WHAT YOU SHOULD DO » Your task is to print all of the material verbatim.

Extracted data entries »
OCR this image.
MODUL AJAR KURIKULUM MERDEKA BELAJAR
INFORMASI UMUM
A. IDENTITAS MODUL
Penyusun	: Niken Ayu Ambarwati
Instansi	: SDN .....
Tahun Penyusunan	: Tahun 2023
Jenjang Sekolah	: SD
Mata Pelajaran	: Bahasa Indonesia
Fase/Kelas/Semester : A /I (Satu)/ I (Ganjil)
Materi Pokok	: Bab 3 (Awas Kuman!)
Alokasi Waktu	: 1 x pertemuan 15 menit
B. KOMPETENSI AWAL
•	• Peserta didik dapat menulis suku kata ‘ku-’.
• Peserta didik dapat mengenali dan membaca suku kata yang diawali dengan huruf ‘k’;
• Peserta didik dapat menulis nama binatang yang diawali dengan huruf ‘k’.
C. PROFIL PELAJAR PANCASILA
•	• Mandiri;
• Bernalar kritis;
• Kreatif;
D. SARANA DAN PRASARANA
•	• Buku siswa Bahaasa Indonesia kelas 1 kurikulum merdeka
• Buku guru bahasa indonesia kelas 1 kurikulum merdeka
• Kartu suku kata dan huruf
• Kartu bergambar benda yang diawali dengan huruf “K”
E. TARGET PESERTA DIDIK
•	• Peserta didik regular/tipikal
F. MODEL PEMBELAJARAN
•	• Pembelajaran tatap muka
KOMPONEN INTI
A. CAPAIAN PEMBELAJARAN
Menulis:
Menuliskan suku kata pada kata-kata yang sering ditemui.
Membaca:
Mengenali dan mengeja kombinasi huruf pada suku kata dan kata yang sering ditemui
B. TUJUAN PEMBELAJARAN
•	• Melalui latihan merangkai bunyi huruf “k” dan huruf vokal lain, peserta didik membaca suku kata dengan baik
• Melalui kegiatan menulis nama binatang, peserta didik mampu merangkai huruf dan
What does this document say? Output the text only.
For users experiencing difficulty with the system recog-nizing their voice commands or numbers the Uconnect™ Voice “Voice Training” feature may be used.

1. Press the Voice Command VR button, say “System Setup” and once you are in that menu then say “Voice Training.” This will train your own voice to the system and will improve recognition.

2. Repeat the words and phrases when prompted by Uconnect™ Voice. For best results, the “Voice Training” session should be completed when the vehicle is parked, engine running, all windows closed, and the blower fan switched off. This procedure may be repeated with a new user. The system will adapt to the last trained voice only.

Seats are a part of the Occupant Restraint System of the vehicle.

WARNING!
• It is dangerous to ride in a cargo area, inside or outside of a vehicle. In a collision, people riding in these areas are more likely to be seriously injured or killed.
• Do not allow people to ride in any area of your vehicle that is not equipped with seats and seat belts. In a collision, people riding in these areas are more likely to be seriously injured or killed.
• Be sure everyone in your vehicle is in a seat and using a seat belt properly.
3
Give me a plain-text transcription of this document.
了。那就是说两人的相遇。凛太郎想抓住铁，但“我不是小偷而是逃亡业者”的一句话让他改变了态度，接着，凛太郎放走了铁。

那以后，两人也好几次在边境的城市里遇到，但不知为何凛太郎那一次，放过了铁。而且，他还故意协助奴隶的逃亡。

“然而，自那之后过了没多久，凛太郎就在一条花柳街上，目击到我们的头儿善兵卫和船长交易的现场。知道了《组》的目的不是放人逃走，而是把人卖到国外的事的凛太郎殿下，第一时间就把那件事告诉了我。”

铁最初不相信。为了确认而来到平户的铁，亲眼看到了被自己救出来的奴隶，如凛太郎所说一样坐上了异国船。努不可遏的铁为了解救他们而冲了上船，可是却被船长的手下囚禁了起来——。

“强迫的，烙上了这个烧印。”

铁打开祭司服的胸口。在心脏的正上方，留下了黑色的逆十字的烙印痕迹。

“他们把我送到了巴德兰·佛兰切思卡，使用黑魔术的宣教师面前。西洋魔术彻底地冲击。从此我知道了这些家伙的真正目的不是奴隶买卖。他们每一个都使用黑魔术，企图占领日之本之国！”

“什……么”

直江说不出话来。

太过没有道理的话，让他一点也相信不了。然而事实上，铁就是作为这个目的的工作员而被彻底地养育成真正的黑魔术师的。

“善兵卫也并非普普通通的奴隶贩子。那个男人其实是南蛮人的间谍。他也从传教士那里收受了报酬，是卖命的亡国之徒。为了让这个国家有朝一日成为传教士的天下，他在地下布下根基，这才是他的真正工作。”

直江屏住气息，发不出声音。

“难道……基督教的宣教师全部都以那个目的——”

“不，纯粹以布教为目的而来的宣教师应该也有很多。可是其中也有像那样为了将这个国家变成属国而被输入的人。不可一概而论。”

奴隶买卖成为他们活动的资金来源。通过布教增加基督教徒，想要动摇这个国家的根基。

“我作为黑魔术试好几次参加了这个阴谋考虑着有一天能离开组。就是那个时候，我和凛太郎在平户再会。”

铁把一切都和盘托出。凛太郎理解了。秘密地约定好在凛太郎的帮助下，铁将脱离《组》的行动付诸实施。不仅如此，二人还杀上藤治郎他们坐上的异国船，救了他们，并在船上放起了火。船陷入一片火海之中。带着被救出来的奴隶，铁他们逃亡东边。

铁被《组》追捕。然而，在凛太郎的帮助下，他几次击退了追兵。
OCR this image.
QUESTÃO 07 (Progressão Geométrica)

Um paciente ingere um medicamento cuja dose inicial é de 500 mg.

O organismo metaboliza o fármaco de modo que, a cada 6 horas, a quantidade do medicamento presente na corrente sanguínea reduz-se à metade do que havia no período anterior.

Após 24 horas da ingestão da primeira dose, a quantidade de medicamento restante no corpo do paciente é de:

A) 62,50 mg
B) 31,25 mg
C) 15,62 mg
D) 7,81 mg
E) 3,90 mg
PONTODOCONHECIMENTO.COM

RESPONSE TO THIS EXERCISE »
OCR this image.
MODUL AJAR KURIKULUM MERDEKA BELAJAR
INFORMASI UMUM
A. IDENTITAS MODUL
Penyusun	: Niken Ayu Ambarwati
Instansi	: SDN .....
Tahun Penyusunan	: Tahun 2023
Jenjang Sekolah	: SD
Mata Pelajaran	: Bahasa Indonesia
Fase/Kelas/Semester : A /I (Satu)/ I (Ganjil)
Materi Pokok	: Bab 3 (Awas Kuman!)
Alokasi Waktu	: 1 x pertemuan 15 menit
B. KOMPETENSI AWAL
•	• Peserta didik dapat menulis suku kata ‘ku-’.
• Peserta didik dapat mengenali dan membaca suku kata yang diawali dengan huruf ‘k’;
• Peserta didik dapat menulis nama binatang yang diawali dengan huruf ‘k’.
C. PROFIL PELAJAR PANCASILA
•	• Mandiri;
• Bernalar kritis;
• Kreatif;
D. SARANA DAN PRASARANA
•	• Buku siswa Bahaasa Indonesia kelas 1 kurikulum merdeka
• Buku guru bahasa indonesia kelas 1 kurikulum merdeka
• Kartu suku kata dan huruf
• Kartu bergambar benda yang diawali dengan huruf “K”
E. TARGET PESERTA DIDIK
•	• Peserta didik regular/tipikal
F. MODEL PEMBELAJARAN
•	• Pembelajaran tatap muka
KOMPONEN INTI
A. CAPAIAN PEMBELAJARAN
Menulis:
Menuliskan suku kata pada kata-kata yang sering ditemui.
Membaca:
Mengenali dan mengeja kombinasi huruf pada suku kata dan kata yang sering ditemui
B. TUJUAN PEMBELAJARAN
•	• Melalui latihan merangkai bunyi huruf “k” dan huruf vokal lain, peserta didik membaca suku kata dengan baik
• Melalui kegiatan menulis nama binatang, peserta didik mampu merangkai huruf dan
What does this document say? Output the text only.
For users experiencing difficulty with the system recog-nizing their voice commands or numbers the Uconnect™ Voice “Voice Training” feature may be used.

1. Press the Voice Command VR button, say “System Setup” and once you are in that menu then say “Voice Training.” This will train your own voice to the system and will improve recognition.

2. Repeat the words and phrases when prompted by Uconnect™ Voice. For best results, the “Voice Training” session should be completed when the vehicle is parked, engine running, all windows closed, and the blower fan switched off. This procedure may be repeated with a new user. The system will adapt to the last trained voice only.

Seats are a part of the Occupant Restraint System of the vehicle.

WARNING!
• It is dangerous to ride in a cargo area, inside or outside of a vehicle. In a collision, people riding in these areas are more likely to be seriously injured or killed.
• Do not allow people to ride in any area of your vehicle that is not equipped with seats and seat belts. In a collision, people riding in these areas are more likely to be seriously injured or killed.
• Be sure everyone in your vehicle is in a seat and using a seat belt properly.
3
Give me a plain-text transcription of this document.
了。那就是说两人的相遇。凛太郎想抓住铁，但“我不是小偷而是逃亡业者”的一句话让他改变了态度，接着，凛太郎放走了铁。

那以后，两人也好几次在边境的城市里遇到，但不知为何凛太郎那一次，放过了铁。而且，他还故意协助奴隶的逃亡。

“然而，自那之后过了没多久，凛太郎就在一条花柳街上，目击到我们的头儿善兵卫和船长交易的现场。知道了《组》的目的不是放人逃走，而是把人卖到国外的事的凛太郎殿下，第一时间就把那件事告诉了我。”

铁最初不相信。为了确认而来到平户的铁，亲眼看到了被自己救出来的奴隶，如凛太郎所说一样坐上了异国船。努不可遏的铁为了解救他们而冲了上船，可是却被船长的手下囚禁了起来——。

“强迫的，烙上了这个烧印。”

铁打开祭司服的胸口。在心脏的正上方，留下了黑色的逆十字的烙印痕迹。

“他们把我送到了巴德兰·佛兰切思卡，使用黑魔术的宣教师面前。西洋魔术彻底地冲击。从此我知道了这些家伙的真正目的不是奴隶买卖。他们每一个都使用黑魔术，企图占领日之本之国！”

“什……么”

直江说不出话来。

太过没有道理的话，让他一点也相信不了。然而事实上，铁就是作为这个目的的工作员而被彻底地养育成真正的黑魔术师的。

“善兵卫也并非普普通通的奴隶贩子。那个男人其实是南蛮人的间谍。他也从传教士那里收受了报酬，是卖命的亡国之徒。为了让这个国家有朝一日成为传教士的天下，他在地下布下根基，这才是他的真正工作。”

直江屏住气息，发不出声音。

“难道……基督教的宣教师全部都以那个目的——”

“不，纯粹以布教为目的而来的宣教师应该也有很多。可是其中也有像那样为了将这个国家变成属国而被输入的人。不可一概而论。”

奴隶买卖成为他们活动的资金来源。通过布教增加基督教徒，想要动摇这个国家的根基。

“我作为黑魔术试好几次参加了这个阴谋考虑着有一天能离开组。就是那个时候，我和凛太郎在平户再会。”

铁把一切都和盘托出。凛太郎理解了。秘密地约定好在凛太郎的帮助下，铁将脱离《组》的行动付诸实施。不仅如此，二人还杀上藤治郎他们坐上的异国船，救了他们，并在船上放起了火。船陷入一片火海之中。带着被救出来的奴隶，铁他们逃亡东边。

铁被《组》追捕。然而，在凛太郎的帮助下，他几次击退了追兵。
OCR this image.
QUESTÃO 07 (Progressão Geométrica)

Um paciente ingere um medicamento cuja dose inicial é de 500 mg.

O organismo metaboliza o fármaco de modo que, a cada 6 horas, a quantidade do medicamento presente na corrente sanguínea reduz-se à metade do que havia no período anterior.

Após 24 horas da ingestão da primeira dose, a quantidade de medicamento restante no corpo do paciente é de:

A) 62,50 mg
B) 31,25 mg
C) 15,62 mg
D) 7,81 mg
E) 3,90 mg
PONTODOCONHECIMENTO.COM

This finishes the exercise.